[Work to do]:
From the line with "Transcribe the text in this document." down to the final line of the material below, quote every line exactly and leave out all lines before it.

[Listed records]:
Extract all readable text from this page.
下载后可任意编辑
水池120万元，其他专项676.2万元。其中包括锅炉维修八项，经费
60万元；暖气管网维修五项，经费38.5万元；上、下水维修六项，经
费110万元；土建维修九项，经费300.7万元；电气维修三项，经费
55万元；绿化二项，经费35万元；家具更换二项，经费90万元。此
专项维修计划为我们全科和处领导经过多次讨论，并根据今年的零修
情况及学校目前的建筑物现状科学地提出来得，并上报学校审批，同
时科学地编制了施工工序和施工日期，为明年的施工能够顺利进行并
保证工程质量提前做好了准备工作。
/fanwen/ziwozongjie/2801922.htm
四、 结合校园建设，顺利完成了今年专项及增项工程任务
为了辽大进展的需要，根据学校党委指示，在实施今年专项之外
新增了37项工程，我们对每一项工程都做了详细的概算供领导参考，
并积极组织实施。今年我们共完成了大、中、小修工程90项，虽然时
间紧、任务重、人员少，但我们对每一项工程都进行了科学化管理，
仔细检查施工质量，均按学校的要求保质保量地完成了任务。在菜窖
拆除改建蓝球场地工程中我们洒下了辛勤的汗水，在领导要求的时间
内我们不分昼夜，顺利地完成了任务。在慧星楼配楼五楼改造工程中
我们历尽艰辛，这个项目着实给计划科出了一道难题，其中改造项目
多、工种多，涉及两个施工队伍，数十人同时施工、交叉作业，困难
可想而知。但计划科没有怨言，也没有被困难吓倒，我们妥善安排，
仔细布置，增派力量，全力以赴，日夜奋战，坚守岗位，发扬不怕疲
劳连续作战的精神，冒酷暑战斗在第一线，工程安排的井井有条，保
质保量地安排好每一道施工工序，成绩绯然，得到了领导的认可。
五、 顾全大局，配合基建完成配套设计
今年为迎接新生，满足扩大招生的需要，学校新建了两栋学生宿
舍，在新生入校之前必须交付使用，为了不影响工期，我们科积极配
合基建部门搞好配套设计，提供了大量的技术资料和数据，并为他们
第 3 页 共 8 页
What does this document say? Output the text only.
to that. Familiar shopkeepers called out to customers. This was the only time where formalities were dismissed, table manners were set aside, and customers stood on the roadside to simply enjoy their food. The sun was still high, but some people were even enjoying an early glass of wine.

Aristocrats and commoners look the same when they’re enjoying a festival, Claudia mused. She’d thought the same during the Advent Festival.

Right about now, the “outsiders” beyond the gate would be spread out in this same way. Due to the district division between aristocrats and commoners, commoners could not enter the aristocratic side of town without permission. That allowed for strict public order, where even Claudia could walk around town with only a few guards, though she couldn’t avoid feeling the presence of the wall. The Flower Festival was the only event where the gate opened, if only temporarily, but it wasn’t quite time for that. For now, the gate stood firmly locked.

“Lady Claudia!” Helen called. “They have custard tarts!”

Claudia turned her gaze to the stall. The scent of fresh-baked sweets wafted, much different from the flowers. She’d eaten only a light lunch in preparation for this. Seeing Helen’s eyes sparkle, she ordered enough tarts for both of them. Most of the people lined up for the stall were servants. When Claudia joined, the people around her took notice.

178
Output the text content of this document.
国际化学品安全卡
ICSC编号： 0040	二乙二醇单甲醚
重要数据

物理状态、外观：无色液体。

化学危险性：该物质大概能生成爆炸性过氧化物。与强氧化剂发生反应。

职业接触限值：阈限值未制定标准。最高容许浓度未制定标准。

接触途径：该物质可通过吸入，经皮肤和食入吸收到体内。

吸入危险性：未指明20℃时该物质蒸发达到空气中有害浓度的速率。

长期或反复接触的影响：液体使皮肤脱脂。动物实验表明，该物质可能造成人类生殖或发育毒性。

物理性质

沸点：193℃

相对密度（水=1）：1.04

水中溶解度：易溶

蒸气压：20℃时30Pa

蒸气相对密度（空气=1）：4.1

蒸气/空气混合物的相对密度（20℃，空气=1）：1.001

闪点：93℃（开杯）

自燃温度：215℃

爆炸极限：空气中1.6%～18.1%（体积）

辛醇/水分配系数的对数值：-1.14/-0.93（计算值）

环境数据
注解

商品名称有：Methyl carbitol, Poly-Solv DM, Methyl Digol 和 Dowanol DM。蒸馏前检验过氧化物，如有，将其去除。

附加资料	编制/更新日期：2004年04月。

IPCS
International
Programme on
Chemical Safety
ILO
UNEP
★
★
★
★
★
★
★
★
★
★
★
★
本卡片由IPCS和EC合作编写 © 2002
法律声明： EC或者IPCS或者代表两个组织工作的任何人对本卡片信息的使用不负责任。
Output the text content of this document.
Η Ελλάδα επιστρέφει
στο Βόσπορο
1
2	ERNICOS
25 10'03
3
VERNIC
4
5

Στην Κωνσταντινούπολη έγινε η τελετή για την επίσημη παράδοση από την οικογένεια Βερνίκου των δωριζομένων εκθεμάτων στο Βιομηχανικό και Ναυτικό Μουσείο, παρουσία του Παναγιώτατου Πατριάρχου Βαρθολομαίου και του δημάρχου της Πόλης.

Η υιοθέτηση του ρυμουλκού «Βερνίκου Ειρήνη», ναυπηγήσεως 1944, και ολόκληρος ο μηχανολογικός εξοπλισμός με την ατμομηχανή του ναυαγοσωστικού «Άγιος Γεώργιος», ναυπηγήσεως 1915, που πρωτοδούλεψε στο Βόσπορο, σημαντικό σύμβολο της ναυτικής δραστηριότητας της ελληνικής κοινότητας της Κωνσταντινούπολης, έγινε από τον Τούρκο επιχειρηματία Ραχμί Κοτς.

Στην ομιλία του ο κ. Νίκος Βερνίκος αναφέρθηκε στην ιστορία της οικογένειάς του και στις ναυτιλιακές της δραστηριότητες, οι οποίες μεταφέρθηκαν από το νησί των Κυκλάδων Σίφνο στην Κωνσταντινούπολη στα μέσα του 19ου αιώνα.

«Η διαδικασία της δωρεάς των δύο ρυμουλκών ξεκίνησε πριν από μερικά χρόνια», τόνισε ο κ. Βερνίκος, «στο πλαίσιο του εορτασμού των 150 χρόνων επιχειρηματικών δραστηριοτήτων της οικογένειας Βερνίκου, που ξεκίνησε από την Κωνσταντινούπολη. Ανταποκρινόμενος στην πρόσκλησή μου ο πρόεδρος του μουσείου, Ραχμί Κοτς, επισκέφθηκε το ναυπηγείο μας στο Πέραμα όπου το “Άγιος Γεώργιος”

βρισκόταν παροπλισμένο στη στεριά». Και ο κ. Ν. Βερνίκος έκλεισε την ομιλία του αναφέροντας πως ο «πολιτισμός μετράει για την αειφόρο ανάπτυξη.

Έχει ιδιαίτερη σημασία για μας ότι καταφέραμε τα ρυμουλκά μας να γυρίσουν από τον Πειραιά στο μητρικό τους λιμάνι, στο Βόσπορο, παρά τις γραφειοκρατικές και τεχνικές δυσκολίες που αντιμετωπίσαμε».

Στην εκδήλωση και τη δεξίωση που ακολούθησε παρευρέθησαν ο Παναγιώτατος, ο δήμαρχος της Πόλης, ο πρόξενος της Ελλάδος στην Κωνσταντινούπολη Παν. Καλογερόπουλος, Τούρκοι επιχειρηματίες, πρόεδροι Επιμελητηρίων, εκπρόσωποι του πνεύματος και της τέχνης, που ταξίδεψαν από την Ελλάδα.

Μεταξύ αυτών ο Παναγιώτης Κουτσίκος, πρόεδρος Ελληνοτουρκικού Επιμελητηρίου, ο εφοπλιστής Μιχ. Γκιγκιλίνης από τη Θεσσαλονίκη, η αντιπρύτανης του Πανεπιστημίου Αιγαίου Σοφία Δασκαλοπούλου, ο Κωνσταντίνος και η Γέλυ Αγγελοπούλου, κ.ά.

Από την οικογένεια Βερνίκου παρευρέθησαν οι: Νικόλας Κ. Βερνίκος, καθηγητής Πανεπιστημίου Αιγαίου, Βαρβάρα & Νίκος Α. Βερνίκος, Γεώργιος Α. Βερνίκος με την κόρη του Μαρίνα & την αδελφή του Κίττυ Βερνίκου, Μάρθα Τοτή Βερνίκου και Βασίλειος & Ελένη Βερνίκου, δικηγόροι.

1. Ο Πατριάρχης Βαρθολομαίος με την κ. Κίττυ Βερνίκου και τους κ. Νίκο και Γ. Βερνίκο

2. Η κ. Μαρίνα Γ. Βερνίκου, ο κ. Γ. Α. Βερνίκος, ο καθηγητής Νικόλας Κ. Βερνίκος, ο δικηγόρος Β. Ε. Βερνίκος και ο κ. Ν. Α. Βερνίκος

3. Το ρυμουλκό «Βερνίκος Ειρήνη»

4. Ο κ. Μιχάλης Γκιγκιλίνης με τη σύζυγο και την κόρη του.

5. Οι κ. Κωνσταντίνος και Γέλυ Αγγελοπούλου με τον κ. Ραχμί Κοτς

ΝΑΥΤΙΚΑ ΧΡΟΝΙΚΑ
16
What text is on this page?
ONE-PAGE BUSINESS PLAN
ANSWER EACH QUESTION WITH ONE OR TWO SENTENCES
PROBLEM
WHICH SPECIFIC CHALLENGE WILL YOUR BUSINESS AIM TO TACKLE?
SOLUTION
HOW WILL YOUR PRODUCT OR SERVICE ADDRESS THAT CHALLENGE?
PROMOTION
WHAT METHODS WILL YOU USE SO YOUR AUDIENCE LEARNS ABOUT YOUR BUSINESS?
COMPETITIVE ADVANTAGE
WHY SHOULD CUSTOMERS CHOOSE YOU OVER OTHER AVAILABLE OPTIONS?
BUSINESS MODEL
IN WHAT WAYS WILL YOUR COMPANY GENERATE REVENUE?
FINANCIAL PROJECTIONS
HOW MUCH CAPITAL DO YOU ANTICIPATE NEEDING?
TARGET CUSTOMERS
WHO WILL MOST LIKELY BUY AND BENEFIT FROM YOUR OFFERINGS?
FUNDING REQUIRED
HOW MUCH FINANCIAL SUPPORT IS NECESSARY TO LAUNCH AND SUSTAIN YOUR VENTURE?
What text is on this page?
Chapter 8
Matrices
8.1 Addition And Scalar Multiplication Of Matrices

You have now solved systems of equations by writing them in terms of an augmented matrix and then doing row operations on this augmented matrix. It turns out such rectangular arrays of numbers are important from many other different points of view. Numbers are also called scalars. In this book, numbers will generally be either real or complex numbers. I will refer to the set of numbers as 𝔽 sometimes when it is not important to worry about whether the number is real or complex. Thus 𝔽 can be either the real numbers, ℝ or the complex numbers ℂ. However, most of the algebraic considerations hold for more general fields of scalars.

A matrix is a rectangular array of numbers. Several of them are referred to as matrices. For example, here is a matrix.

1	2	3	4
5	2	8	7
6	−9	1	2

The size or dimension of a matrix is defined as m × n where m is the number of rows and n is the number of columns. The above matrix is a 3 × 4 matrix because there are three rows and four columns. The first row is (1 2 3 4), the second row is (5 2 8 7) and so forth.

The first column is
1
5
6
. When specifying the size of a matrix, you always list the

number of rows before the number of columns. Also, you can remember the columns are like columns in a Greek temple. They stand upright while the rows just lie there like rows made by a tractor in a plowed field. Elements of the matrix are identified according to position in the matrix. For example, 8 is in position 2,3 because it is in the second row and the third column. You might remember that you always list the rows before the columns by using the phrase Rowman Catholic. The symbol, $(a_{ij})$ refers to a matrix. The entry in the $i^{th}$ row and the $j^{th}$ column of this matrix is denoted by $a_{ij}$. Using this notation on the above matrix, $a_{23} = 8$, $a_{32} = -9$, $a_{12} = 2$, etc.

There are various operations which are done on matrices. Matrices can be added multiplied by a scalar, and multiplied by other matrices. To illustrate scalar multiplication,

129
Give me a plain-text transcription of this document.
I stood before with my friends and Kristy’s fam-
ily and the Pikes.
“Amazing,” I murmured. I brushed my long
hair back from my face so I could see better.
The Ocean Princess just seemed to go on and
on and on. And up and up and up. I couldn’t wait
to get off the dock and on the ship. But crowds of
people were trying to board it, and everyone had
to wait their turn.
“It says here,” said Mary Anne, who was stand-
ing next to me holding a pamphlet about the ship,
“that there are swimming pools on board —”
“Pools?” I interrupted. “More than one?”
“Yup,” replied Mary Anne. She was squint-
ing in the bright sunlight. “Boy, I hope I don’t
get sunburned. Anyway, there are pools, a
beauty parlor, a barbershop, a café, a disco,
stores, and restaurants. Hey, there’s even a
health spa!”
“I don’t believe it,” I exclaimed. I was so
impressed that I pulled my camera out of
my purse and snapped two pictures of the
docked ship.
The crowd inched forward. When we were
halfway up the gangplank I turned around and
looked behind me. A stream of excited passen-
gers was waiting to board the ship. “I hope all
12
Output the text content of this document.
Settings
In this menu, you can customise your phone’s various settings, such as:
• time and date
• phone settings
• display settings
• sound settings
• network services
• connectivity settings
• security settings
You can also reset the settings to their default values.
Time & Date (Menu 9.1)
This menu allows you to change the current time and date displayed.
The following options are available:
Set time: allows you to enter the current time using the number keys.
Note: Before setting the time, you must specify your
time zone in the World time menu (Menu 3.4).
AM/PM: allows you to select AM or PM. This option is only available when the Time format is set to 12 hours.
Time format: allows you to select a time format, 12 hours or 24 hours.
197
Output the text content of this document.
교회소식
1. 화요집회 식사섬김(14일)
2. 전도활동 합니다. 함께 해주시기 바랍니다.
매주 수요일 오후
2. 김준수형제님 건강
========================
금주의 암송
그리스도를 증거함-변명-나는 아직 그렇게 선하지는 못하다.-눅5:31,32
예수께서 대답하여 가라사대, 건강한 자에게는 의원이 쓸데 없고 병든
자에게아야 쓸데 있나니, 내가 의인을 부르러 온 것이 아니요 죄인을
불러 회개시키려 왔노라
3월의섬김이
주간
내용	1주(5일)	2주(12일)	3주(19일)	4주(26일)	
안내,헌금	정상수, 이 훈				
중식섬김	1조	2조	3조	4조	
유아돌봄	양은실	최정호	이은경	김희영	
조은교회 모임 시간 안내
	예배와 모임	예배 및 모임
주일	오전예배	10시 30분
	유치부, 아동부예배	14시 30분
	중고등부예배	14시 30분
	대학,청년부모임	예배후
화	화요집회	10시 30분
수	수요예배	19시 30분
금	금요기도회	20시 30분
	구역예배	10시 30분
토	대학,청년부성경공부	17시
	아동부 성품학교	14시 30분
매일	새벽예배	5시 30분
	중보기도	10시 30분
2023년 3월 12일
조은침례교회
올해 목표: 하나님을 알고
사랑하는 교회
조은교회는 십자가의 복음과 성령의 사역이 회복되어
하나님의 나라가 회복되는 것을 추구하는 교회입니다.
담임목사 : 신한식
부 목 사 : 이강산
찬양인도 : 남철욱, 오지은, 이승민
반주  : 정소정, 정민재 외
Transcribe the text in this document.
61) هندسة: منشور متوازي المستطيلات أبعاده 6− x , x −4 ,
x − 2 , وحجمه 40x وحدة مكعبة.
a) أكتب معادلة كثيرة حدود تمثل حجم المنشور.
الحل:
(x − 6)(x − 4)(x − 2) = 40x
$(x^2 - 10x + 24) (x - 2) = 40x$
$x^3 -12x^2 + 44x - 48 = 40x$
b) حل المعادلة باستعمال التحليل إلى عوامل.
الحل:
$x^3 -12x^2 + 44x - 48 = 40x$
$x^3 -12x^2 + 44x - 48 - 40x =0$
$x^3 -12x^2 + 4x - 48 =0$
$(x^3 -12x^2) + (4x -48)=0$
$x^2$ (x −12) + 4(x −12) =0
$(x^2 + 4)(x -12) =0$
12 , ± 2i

[Written answer]:
Transcribe the text in this document.
61) هندسة: منشور متوازي المستطيلات أبعاده 6− x , x −4 ,
x − 2 , وحجمه 40x وحدة مكعبة.
a) أكتب معادلة كثيرة حدود تمثل حجم المنشور.
الحل:
(x − 6)(x − 4)(x − 2) = 40x
$(x^2 - 10x + 24) (x - 2) = 40x$
$x^3 -12x^2 + 44x - 48 = 40x$
b) حل المعادلة باستعمال التحليل إلى عوامل.
الحل:
$x^3 -12x^2 + 44x - 48 = 40x$
$x^3 -12x^2 + 44x - 48 - 40x =0$
$x^3 -12x^2 + 4x - 48 =0$
$(x^3 -12x^2) + (4x -48)=0$
$x^2$ (x −12) + 4(x −12) =0
$(x^2 + 4)(x -12) =0$
12 , ± 2i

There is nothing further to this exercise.